(Extracted information)

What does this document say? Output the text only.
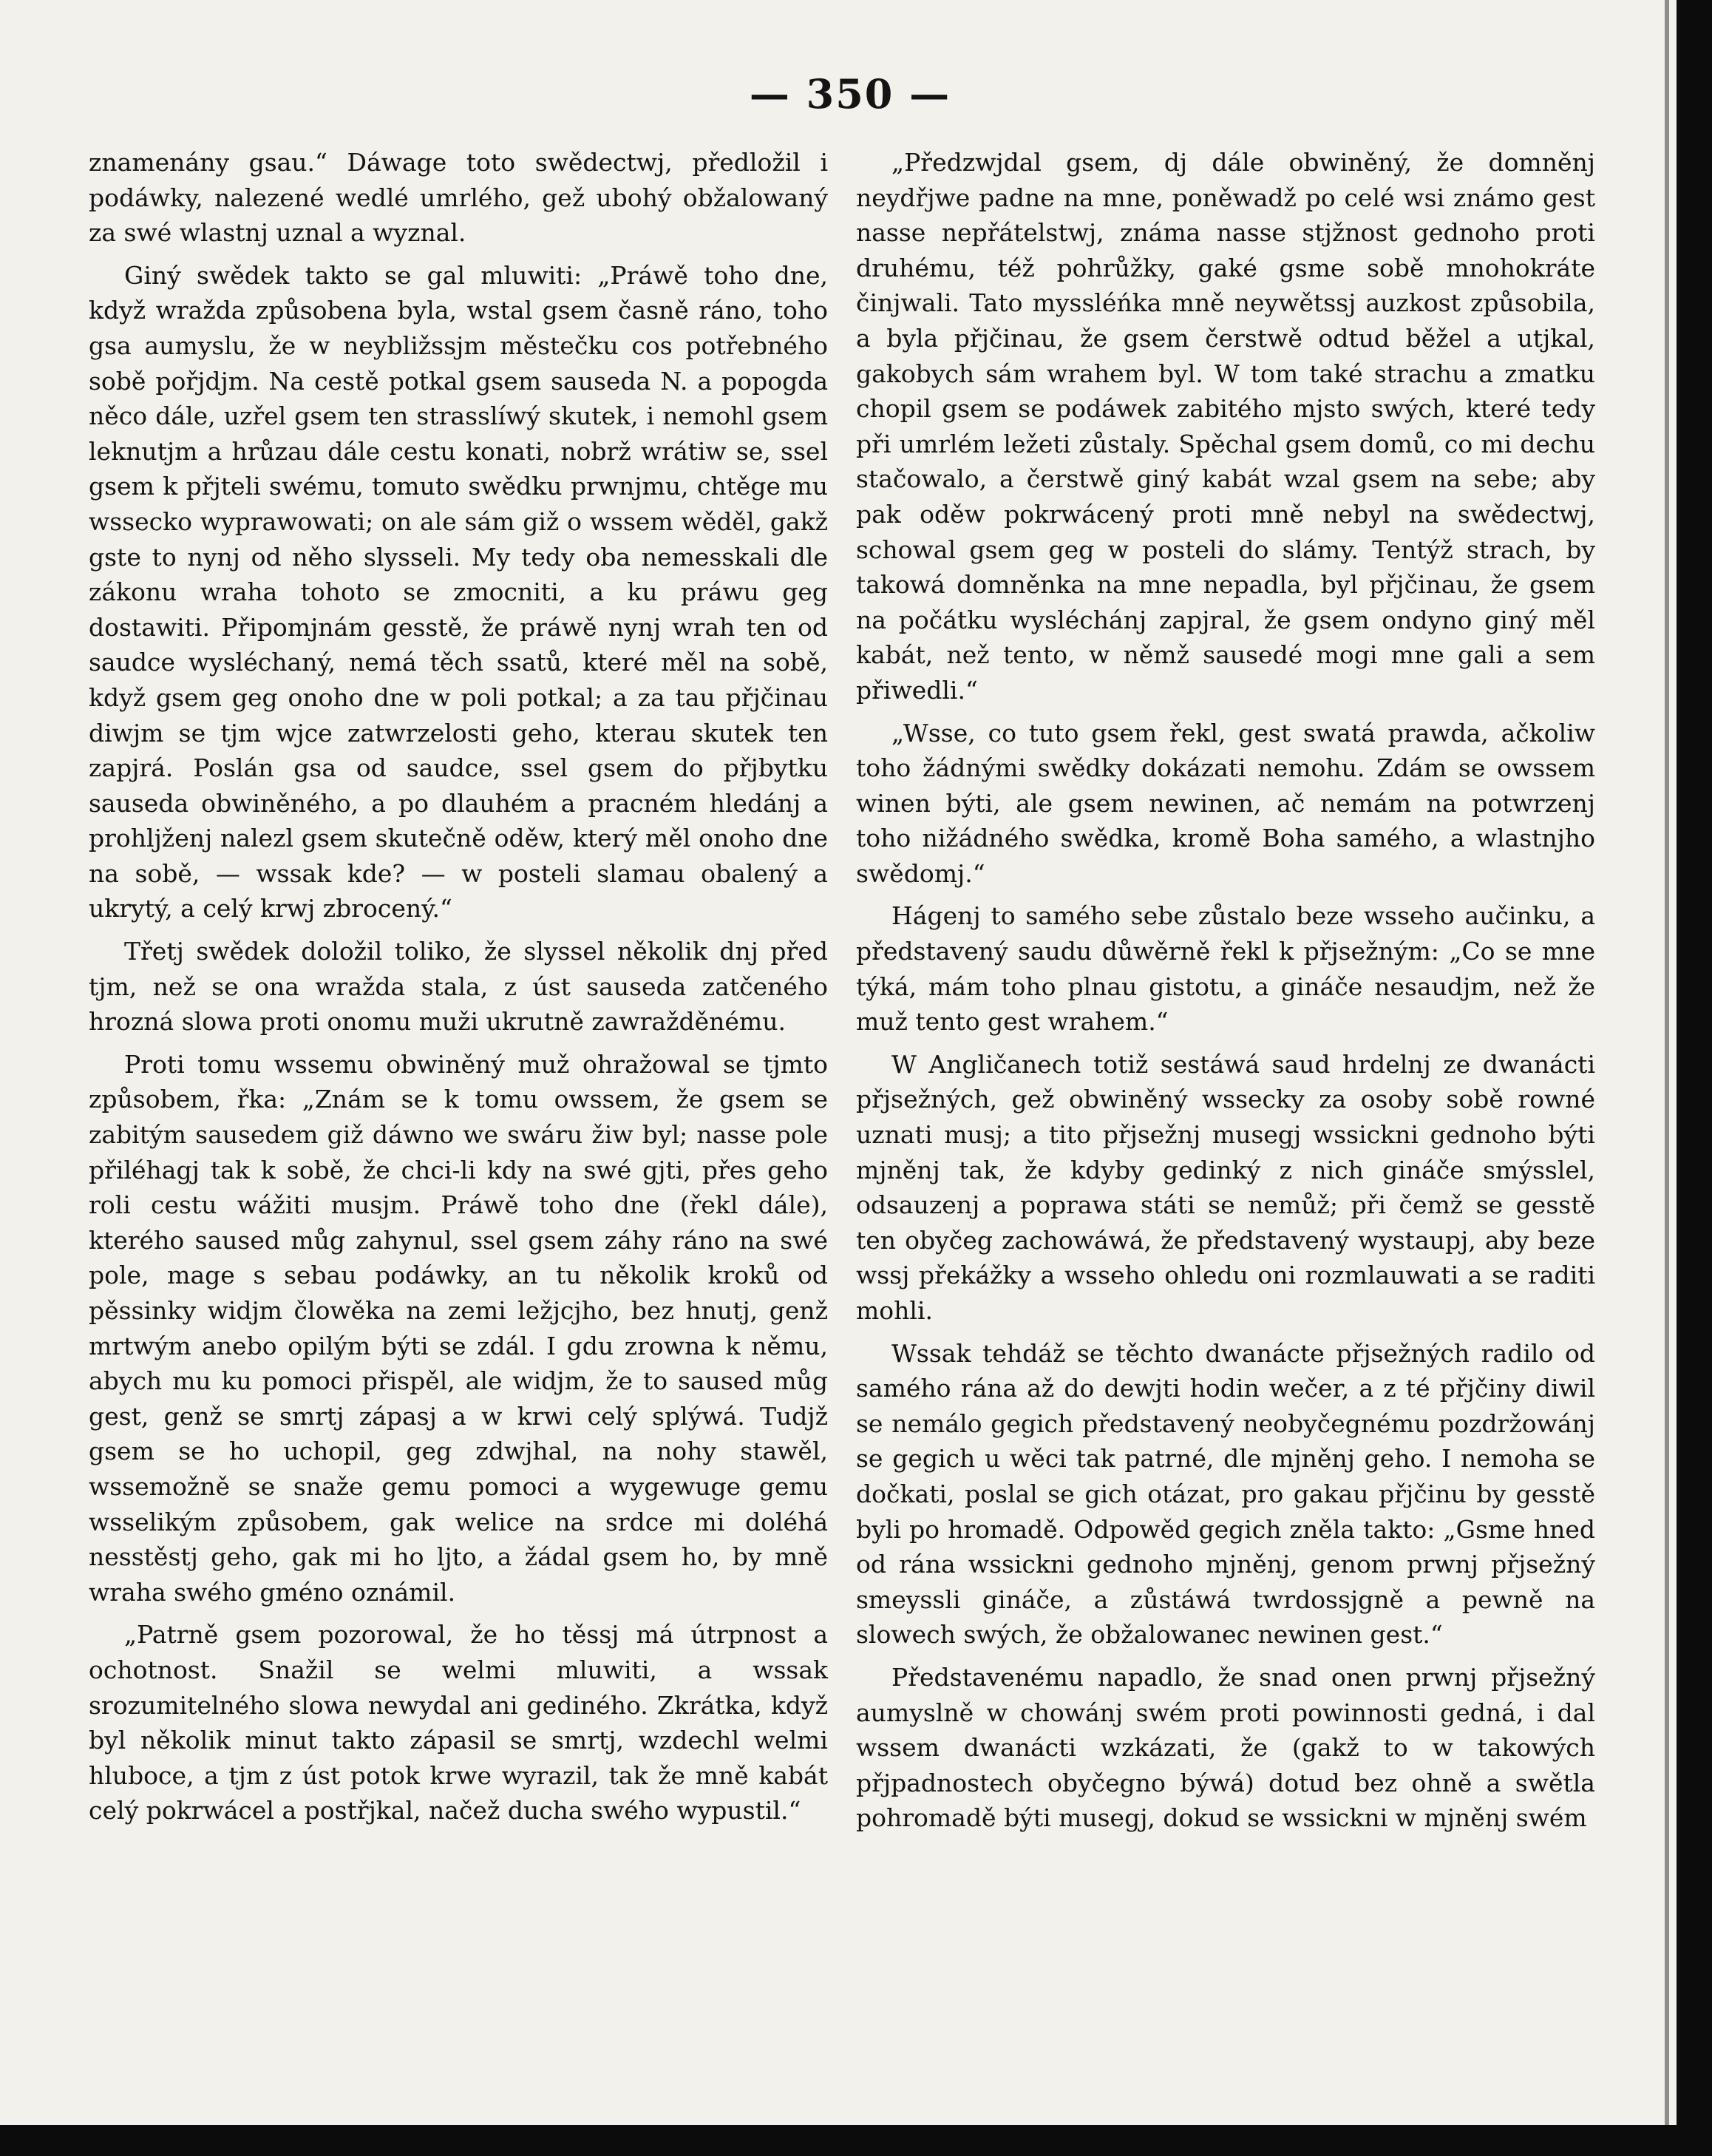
— 350 —

znamenány gsau.“ Dáwage toto swědectwj, předložil i podáwky, nalezené wedlé umrlého, gež ubohý obžalowaný za swé wlastnj uznal a wyznal.

Giný swědek takto se gal mluwiti: „Práwě toho dne, když wražda způsobena byla, wstal gsem časně ráno, toho gsa aumyslu, že w neybližssjm městečku cos potřebného sobě pořjdjm. Na cestě potkal gsem sauseda N. a popogda něco dále, uzřel gsem ten strasslíwý skutek, i nemohl gsem leknutjm a hrůzau dále cestu konati, nobrž wrátiw se, ssel gsem k přjteli swému, tomuto swědku prwnjmu, chtěge mu wssecko wyprawowati; on ale sám giž o wssem wěděl, gakž gste to nynj od něho slysseli. My tedy oba nemesskali dle zákonu wraha tohoto se zmocniti, a ku práwu geg dostawiti. Připomjnám gesstě, že práwě nynj wrah ten od saudce wysléchaný, nemá těch ssatů, které měl na sobě, když gsem geg onoho dne w poli potkal; a za tau přjčinau diwjm se tjm wjce zatwrzelosti geho, kterau skutek ten zapjrá. Poslán gsa od saudce, ssel gsem do přjbytku sauseda obwiněného, a po dlauhém a pracném hledánj a prohljženj nalezl gsem skutečně oděw, který měl onoho dne na sobě, — wssak kde? — w posteli slamau obalený a ukrytý, a celý krwj zbrocený.“

Třetj swědek doložil toliko, že slyssel několik dnj před tjm, než se ona wražda stala, z úst sauseda zatčeného hrozná slowa proti onomu muži ukrutně zawražděnému.

Proti tomu wssemu obwiněný muž ohražowal se tjmto způsobem, řka: „Znám se k tomu owssem, že gsem se zabitým sausedem giž dáwno we swáru žiw byl; nasse pole přiléhagj tak k sobě, že chci-li kdy na swé gjti, přes geho roli cestu wážiti musjm. Práwě toho dne (řekl dále), kterého saused můg zahynul, ssel gsem záhy ráno na swé pole, mage s sebau podáwky, an tu několik kroků od pěssinky widjm člowěka na zemi ležjcjho, bez hnutj, genž mrtwým anebo opilým býti se zdál. I gdu zrowna k němu, abych mu ku pomoci přispěl, ale widjm, že to saused můg gest, genž se smrtj zápasj a w krwi celý splýwá. Tudjž gsem se ho uchopil, geg zdwjhal, na nohy stawěl, wssemožně se snaže gemu pomoci a wygewuge gemu wsselikým způsobem, gak welice na srdce mi doléhá nesstěstj geho, gak mi ho ljto, a žádal gsem ho, by mně wraha swého gméno oznámil.

„Patrně gsem pozorowal, že ho těssj má útrpnost a ochotnost. Snažil se welmi mluwiti, a wssak srozumitelného slowa newydal ani gediného. Zkrátka, když byl několik minut takto zápasil se smrtj, wzdechl welmi hluboce, a tjm z úst potok krwe wyrazil, tak že mně kabát celý pokrwácel a postřjkal, načež ducha swého wypustil.“

„Předzwjdal gsem, dj dále obwiněný, že domněnj neydřjwe padne na mne, poněwadž po celé wsi známo gest nasse nepřátelstwj, známa nasse stjžnost gednoho proti druhému, též pohrůžky, gaké gsme sobě mnohokráte činjwali. Tato myssléńka mně neywětssj auzkost způsobila, a byla přjčinau, že gsem čerstwě odtud běžel a utjkal, gakobych sám wrahem byl. W tom také strachu a zmatku chopil gsem se podáwek zabitého mjsto swých, které tedy při umrlém ležeti zůstaly. Spěchal gsem domů, co mi dechu stačowalo, a čerstwě giný kabát wzal gsem na sebe; aby pak oděw pokrwácený proti mně nebyl na swědectwj, schowal gsem geg w posteli do slámy. Tentýž strach, by takowá domněnka na mne nepadla, byl přjčinau, že gsem na počátku wysléchánj zapjral, že gsem ondyno giný měl kabát, než tento, w němž sausedé mogi mne gali a sem přiwedli.“

„Wsse, co tuto gsem řekl, gest swatá prawda, ačkoliw toho žádnými swědky dokázati nemohu. Zdám se owssem winen býti, ale gsem newinen, ač nemám na potwrzenj toho nižádného swědka, kromě Boha samého, a wlastnjho swědomj.“

Hágenj to samého sebe zůstalo beze wsseho aučinku, a představený saudu důwěrně řekl k přjsežným: „Co se mne týká, mám toho plnau gistotu, a gináče nesaudjm, než že muž tento gest wrahem.“

W Angličanech totiž sestáwá saud hrdelnj ze dwanácti přjsežných, gež obwiněný wssecky za osoby sobě rowné uznati musj; a tito přjsežnj musegj wssickni gednoho býti mjněnj tak, že kdyby gedinký z nich gináče smýsslel, odsauzenj a poprawa státi se nemůž; při čemž se gesstě ten obyčeg zachowáwá, že představený wystaupj, aby beze wssj překážky a wsseho ohledu oni rozmlauwati a se raditi mohli.

Wssak tehdáž se těchto dwanácte přjsežných radilo od samého rána až do dewjti hodin wečer, a z té přjčiny diwil se nemálo gegich představený neobyčegnému pozdržowánj se gegich u wěci tak patrné, dle mjněnj geho. I nemoha se dočkati, poslal se gich otázat, pro gakau přjčinu by gesstě byli po hromadě. Odpowěd gegich zněla takto: „Gsme hned od rána wssickni gednoho mjněnj, genom prwnj přjsežný smeyssli gináče, a zůstáwá twrdossjgně a pewně na slowech swých, že obžalowanec newinen gest.“

Představenému napadlo, že snad onen prwnj přjsežný aumyslně w chowánj swém proti powinnosti gedná, i dal wssem dwanácti wzkázati, že (gakž to w takowých přjpadnostech obyčegno býwá) dotud bez ohně a swětla pohromadě býti musegj, dokud se wssickni w mjněnj swém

(End Extracted information)

| Task to carry out |
The records above are to be restated word for word, excluding all pictures.

| Answer to this exercise |
What does this document say? Output the text only.
— 350 —

znamenány gsau.“ Dáwage toto swědectwj, předložil i podáwky, nalezené wedlé umrlého, gež ubohý obžalowaný za swé wlastnj uznal a wyznal.

Giný swědek takto se gal mluwiti: „Práwě toho dne, když wražda způsobena byla, wstal gsem časně ráno, toho gsa aumyslu, že w neybližssjm městečku cos potřebného sobě pořjdjm. Na cestě potkal gsem sauseda N. a popogda něco dále, uzřel gsem ten strasslíwý skutek, i nemohl gsem leknutjm a hrůzau dále cestu konati, nobrž wrátiw se, ssel gsem k přjteli swému, tomuto swědku prwnjmu, chtěge mu wssecko wyprawowati; on ale sám giž o wssem wěděl, gakž gste to nynj od něho slysseli. My tedy oba nemesskali dle zákonu wraha tohoto se zmocniti, a ku práwu geg dostawiti. Připomjnám gesstě, že práwě nynj wrah ten od saudce wysléchaný, nemá těch ssatů, které měl na sobě, když gsem geg onoho dne w poli potkal; a za tau přjčinau diwjm se tjm wjce zatwrzelosti geho, kterau skutek ten zapjrá. Poslán gsa od saudce, ssel gsem do přjbytku sauseda obwiněného, a po dlauhém a pracném hledánj a prohljženj nalezl gsem skutečně oděw, který měl onoho dne na sobě, — wssak kde? — w posteli slamau obalený a ukrytý, a celý krwj zbrocený.“

Třetj swědek doložil toliko, že slyssel několik dnj před tjm, než se ona wražda stala, z úst sauseda zatčeného hrozná slowa proti onomu muži ukrutně zawražděnému.

Proti tomu wssemu obwiněný muž ohražowal se tjmto způsobem, řka: „Znám se k tomu owssem, že gsem se zabitým sausedem giž dáwno we swáru žiw byl; nasse pole přiléhagj tak k sobě, že chci-li kdy na swé gjti, přes geho roli cestu wážiti musjm. Práwě toho dne (řekl dále), kterého saused můg zahynul, ssel gsem záhy ráno na swé pole, mage s sebau podáwky, an tu několik kroků od pěssinky widjm člowěka na zemi ležjcjho, bez hnutj, genž mrtwým anebo opilým býti se zdál. I gdu zrowna k němu, abych mu ku pomoci přispěl, ale widjm, že to saused můg gest, genž se smrtj zápasj a w krwi celý splýwá. Tudjž gsem se ho uchopil, geg zdwjhal, na nohy stawěl, wssemožně se snaže gemu pomoci a wygewuge gemu wsselikým způsobem, gak welice na srdce mi doléhá nesstěstj geho, gak mi ho ljto, a žádal gsem ho, by mně wraha swého gméno oznámil.

„Patrně gsem pozorowal, že ho těssj má útrpnost a ochotnost. Snažil se welmi mluwiti, a wssak srozumitelného slowa newydal ani gediného. Zkrátka, když byl několik minut takto zápasil se smrtj, wzdechl welmi hluboce, a tjm z úst potok krwe wyrazil, tak že mně kabát celý pokrwácel a postřjkal, načež ducha swého wypustil.“

„Předzwjdal gsem, dj dále obwiněný, že domněnj neydřjwe padne na mne, poněwadž po celé wsi známo gest nasse nepřátelstwj, známa nasse stjžnost gednoho proti druhému, též pohrůžky, gaké gsme sobě mnohokráte činjwali. Tato myssléńka mně neywětssj auzkost způsobila, a byla přjčinau, že gsem čerstwě odtud běžel a utjkal, gakobych sám wrahem byl. W tom také strachu a zmatku chopil gsem se podáwek zabitého mjsto swých, které tedy při umrlém ležeti zůstaly. Spěchal gsem domů, co mi dechu stačowalo, a čerstwě giný kabát wzal gsem na sebe; aby pak oděw pokrwácený proti mně nebyl na swědectwj, schowal gsem geg w posteli do slámy. Tentýž strach, by takowá domněnka na mne nepadla, byl přjčinau, že gsem na počátku wysléchánj zapjral, že gsem ondyno giný měl kabát, než tento, w němž sausedé mogi mne gali a sem přiwedli.“

„Wsse, co tuto gsem řekl, gest swatá prawda, ačkoliw toho žádnými swědky dokázati nemohu. Zdám se owssem winen býti, ale gsem newinen, ač nemám na potwrzenj toho nižádného swědka, kromě Boha samého, a wlastnjho swědomj.“

Hágenj to samého sebe zůstalo beze wsseho aučinku, a představený saudu důwěrně řekl k přjsežným: „Co se mne týká, mám toho plnau gistotu, a gináče nesaudjm, než že muž tento gest wrahem.“

W Angličanech totiž sestáwá saud hrdelnj ze dwanácti přjsežných, gež obwiněný wssecky za osoby sobě rowné uznati musj; a tito přjsežnj musegj wssickni gednoho býti mjněnj tak, že kdyby gedinký z nich gináče smýsslel, odsauzenj a poprawa státi se nemůž; při čemž se gesstě ten obyčeg zachowáwá, že představený wystaupj, aby beze wssj překážky a wsseho ohledu oni rozmlauwati a se raditi mohli.

Wssak tehdáž se těchto dwanácte přjsežných radilo od samého rána až do dewjti hodin wečer, a z té přjčiny diwil se nemálo gegich představený neobyčegnému pozdržowánj se gegich u wěci tak patrné, dle mjněnj geho. I nemoha se dočkati, poslal se gich otázat, pro gakau přjčinu by gesstě byli po hromadě. Odpowěd gegich zněla takto: „Gsme hned od rána wssickni gednoho mjněnj, genom prwnj přjsežný smeyssli gináče, a zůstáwá twrdossjgně a pewně na slowech swých, že obžalowanec newinen gest.“

Představenému napadlo, že snad onen prwnj přjsežný aumyslně w chowánj swém proti powinnosti gedná, i dal wssem dwanácti wzkázati, že (gakž to w takowých přjpadnostech obyčegno býwá) dotud bez ohně a swětla pohromadě býti musegj, dokud se wssickni w mjněnj swém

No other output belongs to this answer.